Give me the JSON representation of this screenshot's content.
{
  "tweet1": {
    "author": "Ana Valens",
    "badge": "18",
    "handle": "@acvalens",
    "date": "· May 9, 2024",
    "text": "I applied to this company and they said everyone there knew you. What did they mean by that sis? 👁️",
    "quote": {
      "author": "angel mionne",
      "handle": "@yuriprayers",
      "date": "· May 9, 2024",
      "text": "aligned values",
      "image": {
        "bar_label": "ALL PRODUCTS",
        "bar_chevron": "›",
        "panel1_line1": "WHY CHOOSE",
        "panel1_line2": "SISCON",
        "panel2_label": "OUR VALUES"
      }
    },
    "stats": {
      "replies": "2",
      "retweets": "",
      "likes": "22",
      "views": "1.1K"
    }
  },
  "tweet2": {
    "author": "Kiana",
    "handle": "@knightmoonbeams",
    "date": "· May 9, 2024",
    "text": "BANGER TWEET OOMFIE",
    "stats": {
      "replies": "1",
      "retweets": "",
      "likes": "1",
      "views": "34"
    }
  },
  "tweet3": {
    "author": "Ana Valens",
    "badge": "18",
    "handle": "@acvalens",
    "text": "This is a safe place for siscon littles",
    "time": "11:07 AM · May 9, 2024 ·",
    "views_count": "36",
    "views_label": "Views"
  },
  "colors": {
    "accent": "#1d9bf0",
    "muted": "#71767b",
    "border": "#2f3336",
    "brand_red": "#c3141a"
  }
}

...

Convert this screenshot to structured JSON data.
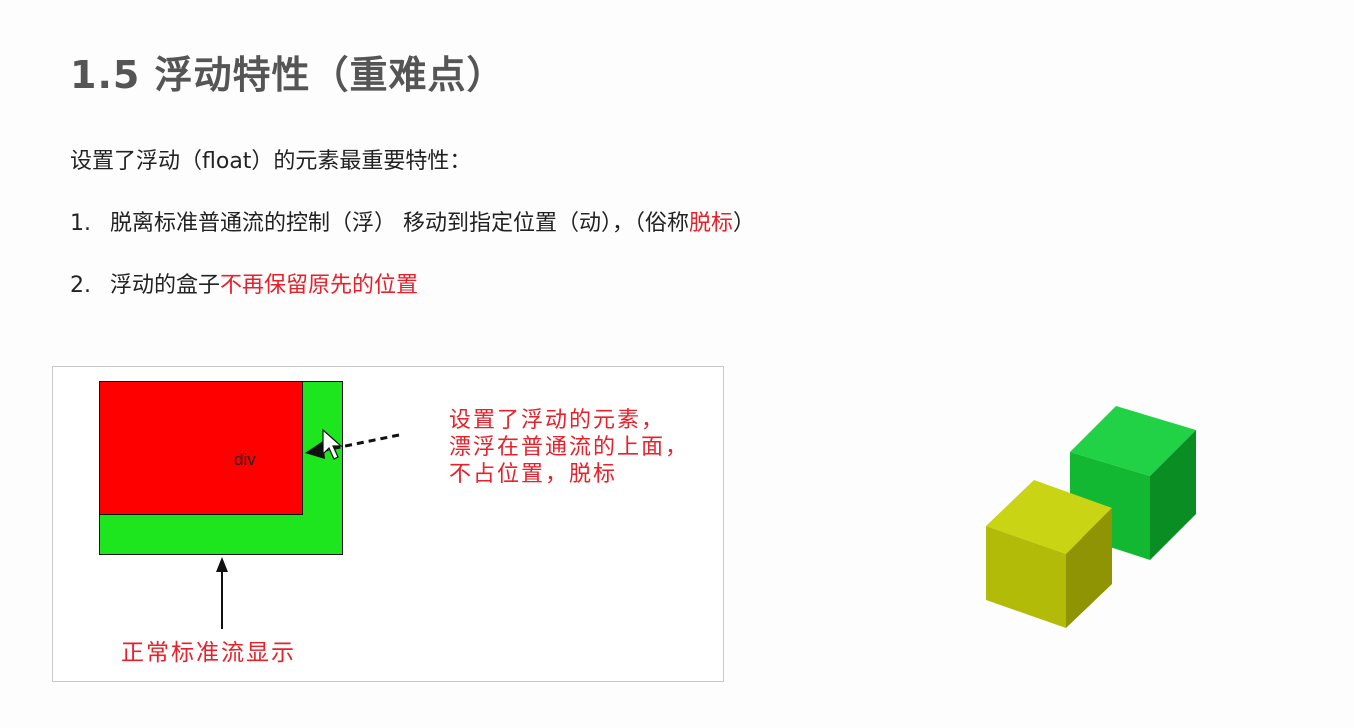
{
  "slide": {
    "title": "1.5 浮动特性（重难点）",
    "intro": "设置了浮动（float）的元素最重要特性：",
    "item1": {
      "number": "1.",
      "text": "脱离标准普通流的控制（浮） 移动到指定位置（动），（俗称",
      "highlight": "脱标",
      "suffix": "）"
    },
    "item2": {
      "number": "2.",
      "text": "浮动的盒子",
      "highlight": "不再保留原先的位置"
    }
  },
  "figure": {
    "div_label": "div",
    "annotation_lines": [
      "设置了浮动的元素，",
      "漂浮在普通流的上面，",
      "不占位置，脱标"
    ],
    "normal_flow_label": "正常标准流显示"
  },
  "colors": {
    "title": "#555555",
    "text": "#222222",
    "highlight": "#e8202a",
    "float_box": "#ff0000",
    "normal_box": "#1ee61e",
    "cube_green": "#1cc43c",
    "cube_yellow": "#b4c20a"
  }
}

**AIM OF THE EXERCISE**
Return all lines containing the word "handle".

**RESPONSE TO THE TASK**
    "handle": "@acvalens",
      "handle": "@yuriprayers",
    "handle": "@knightmoonbeams",
    "handle": "@acvalens",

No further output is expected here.